§ WORK INSTRUCTIONS
Copy every line of the data in which the word "Intervalle" occurs.

* begin GIVEN RECORDS *

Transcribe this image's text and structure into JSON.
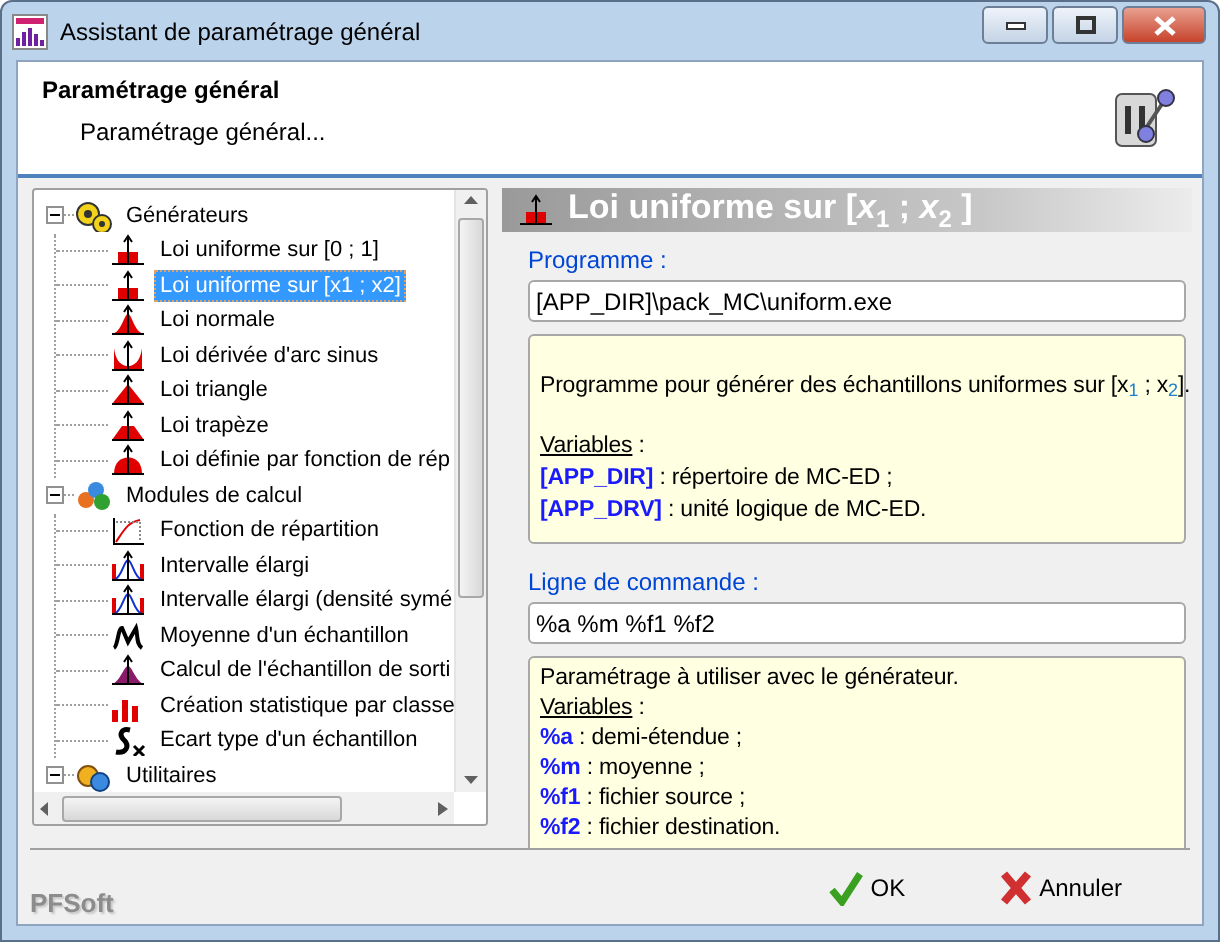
{
  "window": {
    "title": "Assistant de paramétrage général"
  },
  "header": {
    "title": "Paramétrage général",
    "subtitle": "Paramétrage général..."
  },
  "tree": [
    {
      "label": "Générateurs",
      "kind": "generators",
      "expanded": true,
      "selected": false,
      "children": [
        {
          "label": "Loi uniforme sur [0 ; 1]",
          "kind": "uniform",
          "selected": false
        },
        {
          "label": "Loi uniforme sur [x1 ; x2]",
          "kind": "uniform",
          "selected": true
        },
        {
          "label": "Loi normale",
          "kind": "normal",
          "selected": false
        },
        {
          "label": "Loi dérivée d'arc sinus",
          "kind": "arcsine",
          "selected": false
        },
        {
          "label": "Loi triangle",
          "kind": "triangle",
          "selected": false
        },
        {
          "label": "Loi trapèze",
          "kind": "trapeze",
          "selected": false
        },
        {
          "label": "Loi définie par fonction de rép",
          "kind": "custom",
          "selected": false
        }
      ]
    },
    {
      "label": "Modules de calcul",
      "kind": "modules",
      "expanded": true,
      "selected": false,
      "children": [
        {
          "label": "Fonction de répartition",
          "kind": "cdf",
          "selected": false
        },
        {
          "label": "Intervalle élargi",
          "kind": "interval",
          "selected": false
        },
        {
          "label": "Intervalle élargi (densité symé",
          "kind": "interval",
          "selected": false
        },
        {
          "label": "Moyenne d'un échantillon",
          "kind": "mean",
          "selected": false
        },
        {
          "label": "Calcul de l'échantillon de sorti",
          "kind": "sample",
          "selected": false
        },
        {
          "label": "Création statistique par classe",
          "kind": "histogram",
          "selected": false
        },
        {
          "label": "Ecart type d'un échantillon",
          "kind": "stdev",
          "selected": false
        }
      ]
    },
    {
      "label": "Utilitaires",
      "kind": "utilities",
      "expanded": true,
      "selected": false
    }
  ],
  "detail": {
    "title": "Loi uniforme sur [*x*$_{1}$ ; *x*$_{2}$ ]",
    "program_label": "Programme :",
    "program": "[APP_DIR]\\pack_MC\\uniform.exe",
    "program_note": {
      "intro": "Programme pour générer des échantillons uniformes sur [x$_{1}$ ; x$_{2}$].",
      "heading": "Variables",
      "heading_suffix": " :",
      "variables": [
        "**[APP_DIR]** : répertoire de MC-ED ;",
        "**[APP_DRV]** : unité logique de MC-ED."
      ]
    },
    "command_label": "Ligne de commande :",
    "command": "%a %m %f1 %f2",
    "command_note": {
      "intro": "Paramétrage à utiliser avec le générateur.",
      "heading": "Variables",
      "heading_suffix": " :",
      "variables": [
        "**%a** : demi-étendue ;",
        "**%m** : moyenne ;",
        "**%f1** : fichier source ;",
        "**%f2** : fichier destination."
      ]
    }
  },
  "footer": {
    "brand": "PFSoft",
    "buttons": [
      {
        "label": "OK",
        "kind": "ok"
      },
      {
        "label": "Annuler",
        "kind": "cancel"
      }
    ]
  }
}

* end GIVEN RECORDS *

§ RESULT FOR THIS EXERCISE
          "label": "Intervalle élargi",
          "label": "Intervalle élargi (densité symé",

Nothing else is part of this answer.